STATED GOAL: The entries below are to be transcribed in full, without their images.
_____
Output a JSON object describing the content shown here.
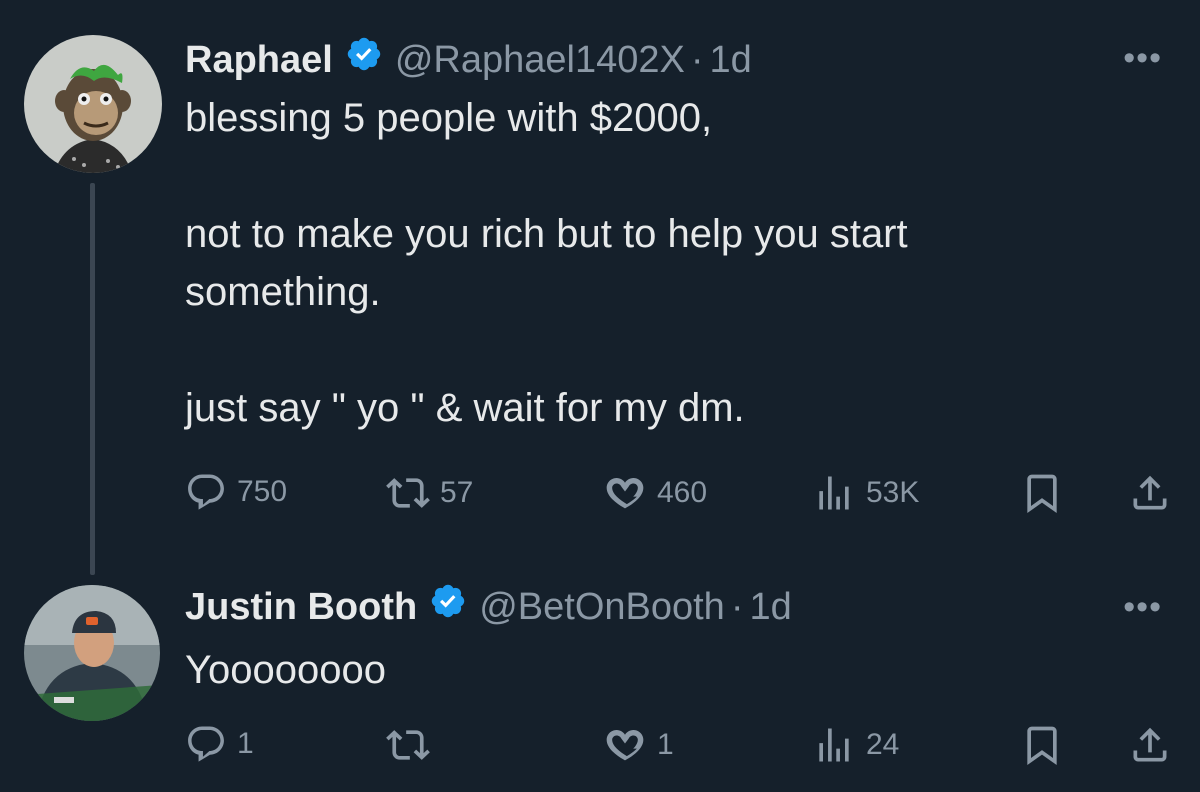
{
  "tweets": [
    {
      "name": "Raphael",
      "handle": "@Raphael1402X",
      "time": "1d",
      "text": [
        "blessing 5 people with $2000,",
        "",
        "not to make you rich but to help you start",
        "something.",
        "",
        "just say \" yo \" & wait for my dm."
      ],
      "replies": "750",
      "retweets": "57",
      "likes": "460",
      "views": "53K"
    },
    {
      "name": "Justin Booth",
      "handle": "@BetOnBooth",
      "time": "1d",
      "text": [
        "Yoooooooo"
      ],
      "replies": "1",
      "retweets": "",
      "likes": "1",
      "views": "24"
    }
  ],
  "colors": {
    "background": "#15202b",
    "text": "#e7e9ea",
    "muted": "#8b98a5",
    "verified": "#1d9bf0",
    "thread_line": "#3b4652"
  },
  "icons": {
    "reply": "speech-bubble-icon",
    "retweet": "retweet-arrows-icon",
    "like": "heart-icon",
    "views": "bar-chart-icon",
    "bookmark": "bookmark-icon",
    "share": "share-upload-icon",
    "more": "ellipsis-icon",
    "verified": "verified-badge-icon"
  }
}
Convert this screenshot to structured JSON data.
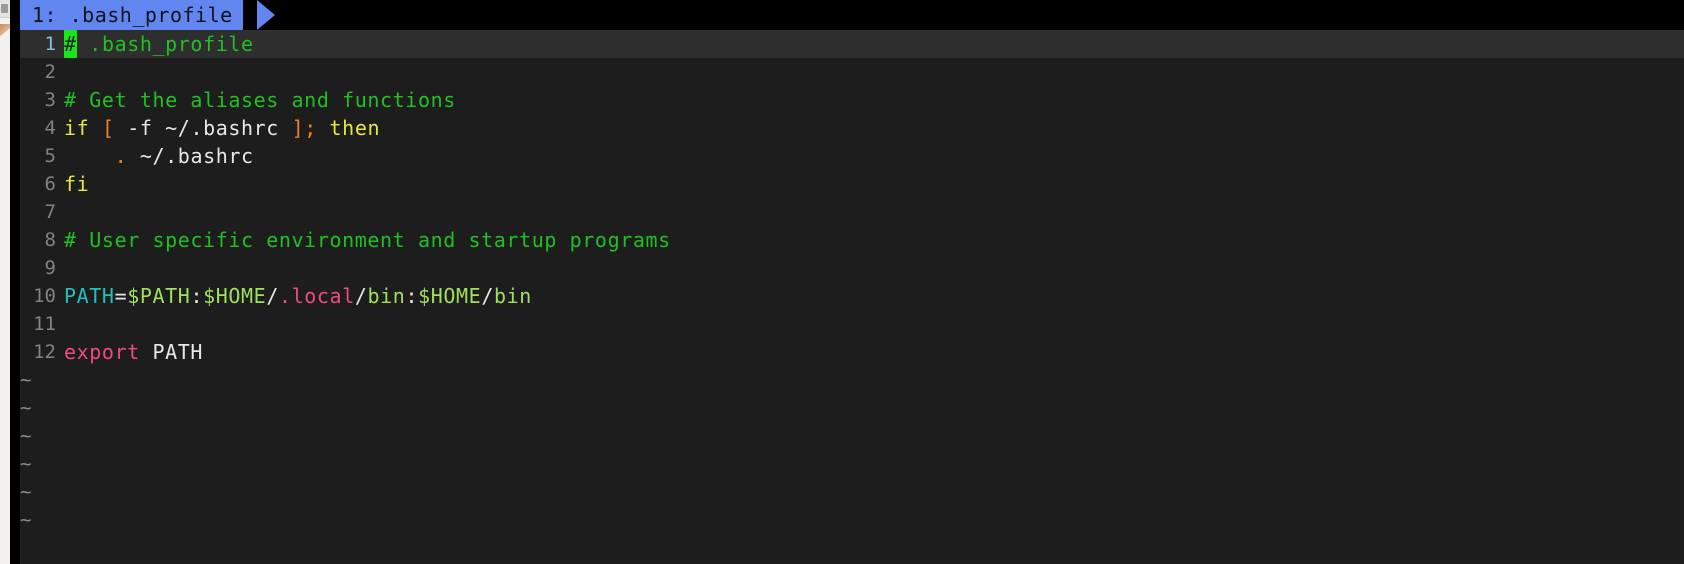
{
  "window": {
    "type": "terminal-text-editor",
    "background_color": "#1d1d1d",
    "tabline_color": "#000000"
  },
  "tabline": {
    "tabs": [
      {
        "index": "1",
        "label": "1: .bash_profile",
        "filename": ".bash_profile",
        "active": true,
        "background_color": "#6186f0",
        "text_color": "#13131a"
      }
    ]
  },
  "editor": {
    "filename": ".bash_profile",
    "cursor": {
      "line": 1,
      "column": 1,
      "char": "#",
      "color": "#19e619"
    },
    "cursorline_color": "#2e2e2e",
    "gutter_current_color": "#79c0e8",
    "gutter_color": "#7f8386",
    "total_lines": 12,
    "lines": [
      {
        "number": "1",
        "current": true,
        "tokens": [
          {
            "text": "#",
            "class": "t-comment cursor-block"
          },
          {
            "text": " .bash_profile",
            "class": "t-comment"
          }
        ]
      },
      {
        "number": "2",
        "current": false,
        "tokens": []
      },
      {
        "number": "3",
        "current": false,
        "tokens": [
          {
            "text": "# Get the aliases and functions",
            "class": "t-comment"
          }
        ]
      },
      {
        "number": "4",
        "current": false,
        "tokens": [
          {
            "text": "if ",
            "class": "t-keyword"
          },
          {
            "text": "[",
            "class": "t-bracket"
          },
          {
            "text": " -f ~/.bashrc ",
            "class": "t-plain"
          },
          {
            "text": "]",
            "class": "t-bracket"
          },
          {
            "text": ";",
            "class": "t-bracket"
          },
          {
            "text": " then",
            "class": "t-keyword"
          }
        ]
      },
      {
        "number": "5",
        "current": false,
        "tokens": [
          {
            "text": "    ",
            "class": "t-plain"
          },
          {
            "text": ".",
            "class": "t-bracket"
          },
          {
            "text": " ~/.bashrc",
            "class": "t-plain"
          }
        ]
      },
      {
        "number": "6",
        "current": false,
        "tokens": [
          {
            "text": "fi",
            "class": "t-keyword"
          }
        ]
      },
      {
        "number": "7",
        "current": false,
        "tokens": []
      },
      {
        "number": "8",
        "current": false,
        "tokens": [
          {
            "text": "# User specific environment and startup programs",
            "class": "t-comment"
          }
        ]
      },
      {
        "number": "9",
        "current": false,
        "tokens": []
      },
      {
        "number": "10",
        "current": false,
        "tokens": [
          {
            "text": "PATH",
            "class": "t-var"
          },
          {
            "text": "=",
            "class": "t-plain"
          },
          {
            "text": "$PATH",
            "class": "t-string"
          },
          {
            "text": ":",
            "class": "t-plain"
          },
          {
            "text": "$HOME",
            "class": "t-string"
          },
          {
            "text": "/",
            "class": "t-plain"
          },
          {
            "text": ".local",
            "class": "t-special"
          },
          {
            "text": "/",
            "class": "t-plain"
          },
          {
            "text": "bin",
            "class": "t-string"
          },
          {
            "text": ":",
            "class": "t-plain"
          },
          {
            "text": "$HOME",
            "class": "t-string"
          },
          {
            "text": "/",
            "class": "t-plain"
          },
          {
            "text": "bin",
            "class": "t-string"
          }
        ]
      },
      {
        "number": "11",
        "current": false,
        "tokens": []
      },
      {
        "number": "12",
        "current": false,
        "tokens": [
          {
            "text": "export",
            "class": "t-export"
          },
          {
            "text": " PATH",
            "class": "t-plain"
          }
        ]
      }
    ],
    "filler": {
      "symbol": "~",
      "color": "#8a8e91",
      "count": 6
    }
  }
}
_____
OUTPUT OF THE TASK:
Output a JSON object describing the content shown here.
{
  "tweets": [
    {
      "name": "Raphael",
      "handle": "@Raphael1402X",
      "time": "1d",
      "text": [
        "blessing 5 people with $2000,",
        "",
        "not to make you rich but to help you start",
        "something.",
        "",
        "just say \" yo \" & wait for my dm."
      ],
      "replies": "750",
      "retweets": "57",
      "likes": "460",
      "views": "53K"
    },
    {
      "name": "Justin Booth",
      "handle": "@BetOnBooth",
      "time": "1d",
      "text": [
        "Yoooooooo"
      ],
      "replies": "1",
      "retweets": "",
      "likes": "1",
      "views": "24"
    }
  ],
  "colors": {
    "background": "#15202b",
    "text": "#e7e9ea",
    "muted": "#8b98a5",
    "verified": "#1d9bf0",
    "thread_line": "#3b4652"
  },
  "icons": {
    "reply": "speech-bubble-icon",
    "retweet": "retweet-arrows-icon",
    "like": "heart-icon",
    "views": "bar-chart-icon",
    "bookmark": "bookmark-icon",
    "share": "share-upload-icon",
    "more": "ellipsis-icon",
    "verified": "verified-badge-icon"
  }
}
Convert this screenshot to structured JSON data.
{
  "window": {
    "type": "terminal-text-editor",
    "background_color": "#1d1d1d",
    "tabline_color": "#000000"
  },
  "tabline": {
    "tabs": [
      {
        "index": "1",
        "label": "1: .bash_profile",
        "filename": ".bash_profile",
        "active": true,
        "background_color": "#6186f0",
        "text_color": "#13131a"
      }
    ]
  },
  "editor": {
    "filename": ".bash_profile",
    "cursor": {
      "line": 1,
      "column": 1,
      "char": "#",
      "color": "#19e619"
    },
    "cursorline_color": "#2e2e2e",
    "gutter_current_color": "#79c0e8",
    "gutter_color": "#7f8386",
    "total_lines": 12,
    "lines": [
      {
        "number": "1",
        "current": true,
        "tokens": [
          {
            "text": "#",
            "class": "t-comment cursor-block"
          },
          {
            "text": " .bash_profile",
            "class": "t-comment"
          }
        ]
      },
      {
        "number": "2",
        "current": false,
        "tokens": []
      },
      {
        "number": "3",
        "current": false,
        "tokens": [
          {
            "text": "# Get the aliases and functions",
            "class": "t-comment"
          }
        ]
      },
      {
        "number": "4",
        "current": false,
        "tokens": [
          {
            "text": "if ",
            "class": "t-keyword"
          },
          {
            "text": "[",
            "class": "t-bracket"
          },
          {
            "text": " -f ~/.bashrc ",
            "class": "t-plain"
          },
          {
            "text": "]",
            "class": "t-bracket"
          },
          {
            "text": ";",
            "class": "t-bracket"
          },
          {
            "text": " then",
            "class": "t-keyword"
          }
        ]
      },
      {
        "number": "5",
        "current": false,
        "tokens": [
          {
            "text": "    ",
            "class": "t-plain"
          },
          {
            "text": ".",
            "class": "t-bracket"
          },
          {
            "text": " ~/.bashrc",
            "class": "t-plain"
          }
        ]
      },
      {
        "number": "6",
        "current": false,
        "tokens": [
          {
            "text": "fi",
            "class": "t-keyword"
          }
        ]
      },
      {
        "number": "7",
        "current": false,
        "tokens": []
      },
      {
        "number": "8",
        "current": false,
        "tokens": [
          {
            "text": "# User specific environment and startup programs",
            "class": "t-comment"
          }
        ]
      },
      {
        "number": "9",
        "current": false,
        "tokens": []
      },
      {
        "number": "10",
        "current": false,
        "tokens": [
          {
            "text": "PATH",
            "class": "t-var"
          },
          {
            "text": "=",
            "class": "t-plain"
          },
          {
            "text": "$PATH",
            "class": "t-string"
          },
          {
            "text": ":",
            "class": "t-plain"
          },
          {
            "text": "$HOME",
            "class": "t-string"
          },
          {
            "text": "/",
            "class": "t-plain"
          },
          {
            "text": ".local",
            "class": "t-special"
          },
          {
            "text": "/",
            "class": "t-plain"
          },
          {
            "text": "bin",
            "class": "t-string"
          },
          {
            "text": ":",
            "class": "t-plain"
          },
          {
            "text": "$HOME",
            "class": "t-string"
          },
          {
            "text": "/",
            "class": "t-plain"
          },
          {
            "text": "bin",
            "class": "t-string"
          }
        ]
      },
      {
        "number": "11",
        "current": false,
        "tokens": []
      },
      {
        "number": "12",
        "current": false,
        "tokens": [
          {
            "text": "export",
            "class": "t-export"
          },
          {
            "text": " PATH",
            "class": "t-plain"
          }
        ]
      }
    ],
    "filler": {
      "symbol": "~",
      "color": "#8a8e91",
      "count": 6
    }
  }
}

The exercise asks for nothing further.